- [Work to complete]: Determine how many lines in the entries below include "Apache". The reply should be that number and nothing else.

--- START Provided records ---

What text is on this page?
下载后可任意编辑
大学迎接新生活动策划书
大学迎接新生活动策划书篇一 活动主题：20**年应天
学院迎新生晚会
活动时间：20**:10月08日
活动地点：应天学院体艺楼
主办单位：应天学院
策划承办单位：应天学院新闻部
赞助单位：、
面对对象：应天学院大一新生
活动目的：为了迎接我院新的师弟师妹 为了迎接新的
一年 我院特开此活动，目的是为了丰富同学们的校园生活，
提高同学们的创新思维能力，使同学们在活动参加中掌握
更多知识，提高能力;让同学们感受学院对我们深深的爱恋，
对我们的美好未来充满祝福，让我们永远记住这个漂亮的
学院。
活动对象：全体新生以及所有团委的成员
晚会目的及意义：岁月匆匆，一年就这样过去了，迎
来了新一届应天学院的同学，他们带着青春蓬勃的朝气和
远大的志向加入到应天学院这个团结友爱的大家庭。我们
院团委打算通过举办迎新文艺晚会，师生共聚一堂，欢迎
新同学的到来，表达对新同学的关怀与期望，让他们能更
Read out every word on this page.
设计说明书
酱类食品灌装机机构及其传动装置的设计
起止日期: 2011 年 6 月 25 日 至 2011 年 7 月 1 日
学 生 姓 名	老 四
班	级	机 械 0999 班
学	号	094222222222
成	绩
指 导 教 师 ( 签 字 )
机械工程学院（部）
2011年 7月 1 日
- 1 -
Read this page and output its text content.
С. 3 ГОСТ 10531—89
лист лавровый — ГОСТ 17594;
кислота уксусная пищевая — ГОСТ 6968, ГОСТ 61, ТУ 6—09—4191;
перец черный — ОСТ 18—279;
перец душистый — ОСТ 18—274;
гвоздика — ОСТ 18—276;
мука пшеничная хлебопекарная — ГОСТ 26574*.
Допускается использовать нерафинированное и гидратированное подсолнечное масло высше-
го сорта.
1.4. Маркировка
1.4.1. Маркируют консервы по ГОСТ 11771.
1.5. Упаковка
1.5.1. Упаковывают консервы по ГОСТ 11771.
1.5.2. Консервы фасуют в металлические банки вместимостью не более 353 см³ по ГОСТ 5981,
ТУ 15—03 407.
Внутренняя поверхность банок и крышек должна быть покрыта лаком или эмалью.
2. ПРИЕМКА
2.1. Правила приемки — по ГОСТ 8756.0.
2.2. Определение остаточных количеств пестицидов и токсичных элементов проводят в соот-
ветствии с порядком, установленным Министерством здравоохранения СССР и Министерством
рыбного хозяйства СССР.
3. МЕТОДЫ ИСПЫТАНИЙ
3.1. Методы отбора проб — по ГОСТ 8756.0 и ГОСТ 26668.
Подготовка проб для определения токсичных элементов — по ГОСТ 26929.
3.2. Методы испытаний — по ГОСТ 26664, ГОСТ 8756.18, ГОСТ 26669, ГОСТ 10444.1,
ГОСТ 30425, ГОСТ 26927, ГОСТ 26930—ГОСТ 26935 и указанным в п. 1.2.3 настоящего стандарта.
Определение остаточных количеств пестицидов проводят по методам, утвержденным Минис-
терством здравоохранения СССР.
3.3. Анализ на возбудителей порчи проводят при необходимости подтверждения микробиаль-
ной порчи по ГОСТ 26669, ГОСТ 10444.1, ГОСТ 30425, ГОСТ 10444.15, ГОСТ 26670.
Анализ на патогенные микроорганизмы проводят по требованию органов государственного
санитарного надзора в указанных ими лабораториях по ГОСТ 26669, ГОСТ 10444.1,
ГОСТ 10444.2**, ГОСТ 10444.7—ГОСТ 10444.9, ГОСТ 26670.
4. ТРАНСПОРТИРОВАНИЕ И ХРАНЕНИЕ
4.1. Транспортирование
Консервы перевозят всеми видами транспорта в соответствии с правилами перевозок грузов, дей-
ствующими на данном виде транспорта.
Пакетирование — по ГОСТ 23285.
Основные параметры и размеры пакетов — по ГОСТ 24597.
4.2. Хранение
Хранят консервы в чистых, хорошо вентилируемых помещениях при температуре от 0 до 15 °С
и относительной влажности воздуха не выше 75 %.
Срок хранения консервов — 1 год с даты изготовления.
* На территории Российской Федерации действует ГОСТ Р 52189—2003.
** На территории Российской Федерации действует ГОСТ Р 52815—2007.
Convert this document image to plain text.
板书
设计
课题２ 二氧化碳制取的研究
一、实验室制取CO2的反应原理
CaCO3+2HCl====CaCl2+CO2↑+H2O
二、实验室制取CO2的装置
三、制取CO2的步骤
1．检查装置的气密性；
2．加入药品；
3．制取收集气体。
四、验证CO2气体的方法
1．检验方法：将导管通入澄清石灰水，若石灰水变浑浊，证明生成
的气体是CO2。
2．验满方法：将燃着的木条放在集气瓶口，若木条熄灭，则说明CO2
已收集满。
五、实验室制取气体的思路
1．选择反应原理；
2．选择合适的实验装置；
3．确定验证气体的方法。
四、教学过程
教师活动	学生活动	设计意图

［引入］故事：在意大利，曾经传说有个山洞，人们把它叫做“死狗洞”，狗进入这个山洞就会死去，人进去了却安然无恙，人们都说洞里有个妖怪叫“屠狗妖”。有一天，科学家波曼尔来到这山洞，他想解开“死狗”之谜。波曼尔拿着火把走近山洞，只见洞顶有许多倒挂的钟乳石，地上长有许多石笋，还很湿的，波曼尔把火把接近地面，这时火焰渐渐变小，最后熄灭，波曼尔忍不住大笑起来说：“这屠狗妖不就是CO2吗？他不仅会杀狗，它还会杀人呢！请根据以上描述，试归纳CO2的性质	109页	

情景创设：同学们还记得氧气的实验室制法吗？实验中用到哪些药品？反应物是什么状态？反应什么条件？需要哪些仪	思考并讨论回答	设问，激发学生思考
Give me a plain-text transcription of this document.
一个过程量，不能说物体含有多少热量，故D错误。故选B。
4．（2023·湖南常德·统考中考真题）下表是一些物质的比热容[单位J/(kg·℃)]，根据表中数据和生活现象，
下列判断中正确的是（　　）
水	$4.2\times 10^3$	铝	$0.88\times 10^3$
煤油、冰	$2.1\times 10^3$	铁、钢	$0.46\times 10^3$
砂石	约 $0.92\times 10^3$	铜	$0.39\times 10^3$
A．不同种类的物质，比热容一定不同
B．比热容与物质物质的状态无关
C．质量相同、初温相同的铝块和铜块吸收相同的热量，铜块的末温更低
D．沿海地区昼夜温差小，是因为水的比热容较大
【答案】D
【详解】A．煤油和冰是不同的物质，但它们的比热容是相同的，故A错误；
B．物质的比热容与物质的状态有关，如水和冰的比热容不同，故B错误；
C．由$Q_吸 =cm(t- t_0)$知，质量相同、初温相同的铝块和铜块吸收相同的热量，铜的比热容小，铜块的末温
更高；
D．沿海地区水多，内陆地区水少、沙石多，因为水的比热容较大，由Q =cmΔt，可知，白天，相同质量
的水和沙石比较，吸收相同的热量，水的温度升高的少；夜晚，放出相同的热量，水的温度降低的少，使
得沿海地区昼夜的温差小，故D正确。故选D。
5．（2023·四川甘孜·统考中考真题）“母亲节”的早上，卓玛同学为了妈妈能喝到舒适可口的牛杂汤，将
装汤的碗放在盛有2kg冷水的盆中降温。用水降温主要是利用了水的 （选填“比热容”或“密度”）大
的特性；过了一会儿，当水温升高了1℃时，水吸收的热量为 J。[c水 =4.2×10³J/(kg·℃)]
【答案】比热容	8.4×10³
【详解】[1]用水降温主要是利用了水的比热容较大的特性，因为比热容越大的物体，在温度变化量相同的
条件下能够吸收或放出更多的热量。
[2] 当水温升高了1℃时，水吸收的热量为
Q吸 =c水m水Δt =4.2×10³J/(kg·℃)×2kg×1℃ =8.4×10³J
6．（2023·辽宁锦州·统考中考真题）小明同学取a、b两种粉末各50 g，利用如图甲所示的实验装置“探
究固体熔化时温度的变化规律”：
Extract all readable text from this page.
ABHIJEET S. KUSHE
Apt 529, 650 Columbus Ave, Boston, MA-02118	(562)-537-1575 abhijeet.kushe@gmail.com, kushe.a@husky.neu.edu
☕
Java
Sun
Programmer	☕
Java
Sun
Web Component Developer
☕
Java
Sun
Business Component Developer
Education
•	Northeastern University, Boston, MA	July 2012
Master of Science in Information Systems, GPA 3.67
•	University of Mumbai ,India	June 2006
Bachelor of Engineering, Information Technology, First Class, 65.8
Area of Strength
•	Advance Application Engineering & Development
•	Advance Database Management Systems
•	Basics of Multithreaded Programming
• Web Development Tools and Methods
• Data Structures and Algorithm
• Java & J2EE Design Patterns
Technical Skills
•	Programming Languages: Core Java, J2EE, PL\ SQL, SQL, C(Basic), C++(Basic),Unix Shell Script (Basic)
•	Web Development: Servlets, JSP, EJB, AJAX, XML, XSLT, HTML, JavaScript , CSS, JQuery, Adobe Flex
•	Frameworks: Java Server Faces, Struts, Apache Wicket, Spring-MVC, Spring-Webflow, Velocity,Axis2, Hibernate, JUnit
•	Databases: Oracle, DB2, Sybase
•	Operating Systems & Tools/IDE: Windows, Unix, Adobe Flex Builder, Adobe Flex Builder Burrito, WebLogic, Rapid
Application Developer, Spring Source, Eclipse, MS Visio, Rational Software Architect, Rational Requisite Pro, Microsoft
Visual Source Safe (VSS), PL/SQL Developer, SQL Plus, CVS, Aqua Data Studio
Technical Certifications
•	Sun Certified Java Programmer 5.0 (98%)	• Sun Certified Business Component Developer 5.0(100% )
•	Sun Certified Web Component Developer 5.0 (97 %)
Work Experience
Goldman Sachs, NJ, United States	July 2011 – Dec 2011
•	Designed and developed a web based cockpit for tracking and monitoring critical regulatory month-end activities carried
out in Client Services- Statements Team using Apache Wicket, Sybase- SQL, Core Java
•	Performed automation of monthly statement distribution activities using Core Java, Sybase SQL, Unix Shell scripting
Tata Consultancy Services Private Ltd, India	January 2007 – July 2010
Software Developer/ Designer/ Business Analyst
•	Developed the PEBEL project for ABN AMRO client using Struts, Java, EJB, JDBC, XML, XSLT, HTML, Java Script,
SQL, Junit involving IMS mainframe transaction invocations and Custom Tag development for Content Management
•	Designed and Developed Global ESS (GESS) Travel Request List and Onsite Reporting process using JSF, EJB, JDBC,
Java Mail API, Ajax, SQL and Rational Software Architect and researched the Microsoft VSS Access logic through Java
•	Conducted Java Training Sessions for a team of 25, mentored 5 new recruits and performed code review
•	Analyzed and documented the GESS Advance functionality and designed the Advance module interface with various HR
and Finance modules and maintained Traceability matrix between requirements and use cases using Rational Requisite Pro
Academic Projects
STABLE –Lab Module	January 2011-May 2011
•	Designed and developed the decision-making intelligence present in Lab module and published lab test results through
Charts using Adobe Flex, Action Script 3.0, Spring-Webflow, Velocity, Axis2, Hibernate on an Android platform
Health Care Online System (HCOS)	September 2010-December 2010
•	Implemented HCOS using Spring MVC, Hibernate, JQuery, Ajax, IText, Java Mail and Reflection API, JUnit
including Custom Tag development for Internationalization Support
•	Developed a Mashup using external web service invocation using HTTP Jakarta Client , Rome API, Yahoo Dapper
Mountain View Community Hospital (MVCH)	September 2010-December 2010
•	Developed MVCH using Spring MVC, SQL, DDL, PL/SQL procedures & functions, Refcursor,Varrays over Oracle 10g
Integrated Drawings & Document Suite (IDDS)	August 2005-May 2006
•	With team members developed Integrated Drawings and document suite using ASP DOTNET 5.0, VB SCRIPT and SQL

--- END Provided records ---

- [Solution to the exercise]: 2